*WORK TO DO*
Output each line exactly as it appears, skipping any embedded picture.

## begin DATA PROVIDED

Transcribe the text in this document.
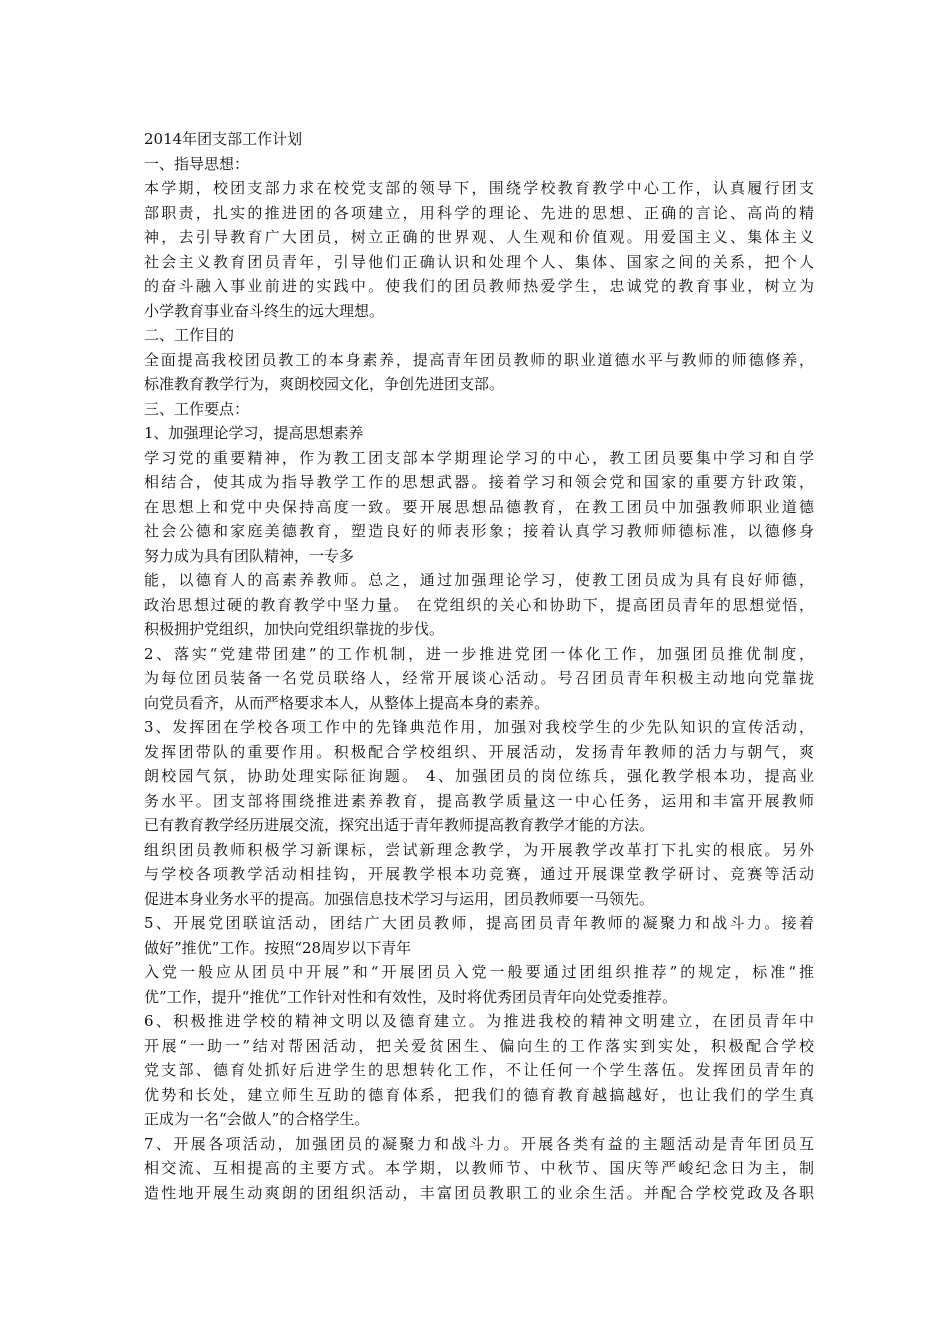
2014年团支部工作计划
一、指导思想：
本学期，校团支部力求在校党支部的领导下，围绕学校教育教学中心工作，认真履行团支
部职责，扎实的推进团的各项建立，用科学的理论、先进的思想、正确的言论、高尚的精
神，去引导教育广大团员，树立正确的世界观、人生观和价值观。用爱国主义、集体主义
社会主义教育团员青年，引导他们正确认识和处理个人、集体、国家之间的关系，把个人
的奋斗融入事业前进的实践中。使我们的团员教师热爱学生，忠诚党的教育事业，树立为
小学教育事业奋斗终生的远大理想。
二、工作目的
全面提高我校团员教工的本身素养，提高青年团员教师的职业道德水平与教师的师德修养，
标准教育教学行为，爽朗校园文化，争创先进团支部。
三、工作要点：
1、加强理论学习，提高思想素养
学习党的重要精神，作为教工团支部本学期理论学习的中心，教工团员要集中学习和自学
相结合，使其成为指导教学工作的思想武器。接着学习和领会党和国家的重要方针政策，
在思想上和党中央保持高度一致。要开展思想品德教育，在教工团员中加强教师职业道德
社会公德和家庭美德教育，塑造良好的师表形象；接着认真学习教师师德标准，以德修身
努力成为具有团队精神，一专多
能，以德育人的高素养教师。总之，通过加强理论学习，使教工团员成为具有良好师德，
政治思想过硬的教育教学中坚力量。 在党组织的关心和协助下，提高团员青年的思想觉悟，
积极拥护党组织，加快向党组织靠拢的步伐。
2、落实“党建带团建”的工作机制，进一步推进党团一体化工作，加强团员推优制度，
为每位团员装备一名党员联络人，经常开展谈心活动。号召团员青年积极主动地向党靠拢
向党员看齐，从而严格要求本人，从整体上提高本身的素养。
3、发挥团在学校各项工作中的先锋典范作用，加强对我校学生的少先队知识的宣传活动，
发挥团带队的重要作用。积极配合学校组织、开展活动，发扬青年教师的活力与朝气，爽
朗校园气氛，协助处理实际征询题。 4、加强团员的岗位练兵，强化教学根本功，提高业
务水平。团支部将围绕推进素养教育，提高教学质量这一中心任务，运用和丰富开展教师
已有教育教学经历进展交流，探究出适于青年教师提高教育教学才能的方法。
组织团员教师积极学习新课标，尝试新理念教学，为开展教学改革打下扎实的根底。另外
与学校各项教学活动相挂钩，开展教学根本功竞赛，通过开展课堂教学研讨、竞赛等活动
促进本身业务水平的提高。加强信息技术学习与运用，团员教师要一马领先。
5、开展党团联谊活动，团结广大团员教师，提高团员青年教师的凝聚力和战斗力。接着
做好”推优”工作。按照“28周岁以下青年
入党一般应从团员中开展”和“开展团员入党一般要通过团组织推荐”的规定，标准“推
优”工作，提升“推优”工作针对性和有效性，及时将优秀团员青年向处党委推荐。
6、积极推进学校的精神文明以及德育建立。为推进我校的精神文明建立，在团员青年中
开展“一助一”结对帮困活动，把关爱贫困生、偏向生的工作落实到实处，积极配合学校
党支部、德育处抓好后进学生的思想转化工作，不让任何一个学生落伍。发挥团员青年的
优势和长处，建立师生互助的德育体系，把我们的德育教育越搞越好，也让我们的学生真
正成为一名“会做人”的合格学生。
7、开展各项活动，加强团员的凝聚力和战斗力。开展各类有益的主题活动是青年团员互
相交流、互相提高的主要方式。本学期，以教师节、中秋节、国庆等严峻纪念日为主，制
造性地开展生动爽朗的团组织活动，丰富团员教职工的业余生活。并配合学校党政及各职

## end DATA PROVIDED

*EXERCISE SOLUTION*
Transcribe the text in this document.
2014年团支部工作计划
一、指导思想：
本学期，校团支部力求在校党支部的领导下，围绕学校教育教学中心工作，认真履行团支
部职责，扎实的推进团的各项建立，用科学的理论、先进的思想、正确的言论、高尚的精
神，去引导教育广大团员，树立正确的世界观、人生观和价值观。用爱国主义、集体主义
社会主义教育团员青年，引导他们正确认识和处理个人、集体、国家之间的关系，把个人
的奋斗融入事业前进的实践中。使我们的团员教师热爱学生，忠诚党的教育事业，树立为
小学教育事业奋斗终生的远大理想。
二、工作目的
全面提高我校团员教工的本身素养，提高青年团员教师的职业道德水平与教师的师德修养，
标准教育教学行为，爽朗校园文化，争创先进团支部。
三、工作要点：
1、加强理论学习，提高思想素养
学习党的重要精神，作为教工团支部本学期理论学习的中心，教工团员要集中学习和自学
相结合，使其成为指导教学工作的思想武器。接着学习和领会党和国家的重要方针政策，
在思想上和党中央保持高度一致。要开展思想品德教育，在教工团员中加强教师职业道德
社会公德和家庭美德教育，塑造良好的师表形象；接着认真学习教师师德标准，以德修身
努力成为具有团队精神，一专多
能，以德育人的高素养教师。总之，通过加强理论学习，使教工团员成为具有良好师德，
政治思想过硬的教育教学中坚力量。 在党组织的关心和协助下，提高团员青年的思想觉悟，
积极拥护党组织，加快向党组织靠拢的步伐。
2、落实“党建带团建”的工作机制，进一步推进党团一体化工作，加强团员推优制度，
为每位团员装备一名党员联络人，经常开展谈心活动。号召团员青年积极主动地向党靠拢
向党员看齐，从而严格要求本人，从整体上提高本身的素养。
3、发挥团在学校各项工作中的先锋典范作用，加强对我校学生的少先队知识的宣传活动，
发挥团带队的重要作用。积极配合学校组织、开展活动，发扬青年教师的活力与朝气，爽
朗校园气氛，协助处理实际征询题。 4、加强团员的岗位练兵，强化教学根本功，提高业
务水平。团支部将围绕推进素养教育，提高教学质量这一中心任务，运用和丰富开展教师
已有教育教学经历进展交流，探究出适于青年教师提高教育教学才能的方法。
组织团员教师积极学习新课标，尝试新理念教学，为开展教学改革打下扎实的根底。另外
与学校各项教学活动相挂钩，开展教学根本功竞赛，通过开展课堂教学研讨、竞赛等活动
促进本身业务水平的提高。加强信息技术学习与运用，团员教师要一马领先。
5、开展党团联谊活动，团结广大团员教师，提高团员青年教师的凝聚力和战斗力。接着
做好”推优”工作。按照“28周岁以下青年
入党一般应从团员中开展”和“开展团员入党一般要通过团组织推荐”的规定，标准“推
优”工作，提升“推优”工作针对性和有效性，及时将优秀团员青年向处党委推荐。
6、积极推进学校的精神文明以及德育建立。为推进我校的精神文明建立，在团员青年中
开展“一助一”结对帮困活动，把关爱贫困生、偏向生的工作落实到实处，积极配合学校
党支部、德育处抓好后进学生的思想转化工作，不让任何一个学生落伍。发挥团员青年的
优势和长处，建立师生互助的德育体系，把我们的德育教育越搞越好，也让我们的学生真
正成为一名“会做人”的合格学生。
7、开展各项活动，加强团员的凝聚力和战斗力。开展各类有益的主题活动是青年团员互
相交流、互相提高的主要方式。本学期，以教师节、中秋节、国庆等严峻纪念日为主，制
造性地开展生动爽朗的团组织活动，丰富团员教职工的业余生活。并配合学校党政及各职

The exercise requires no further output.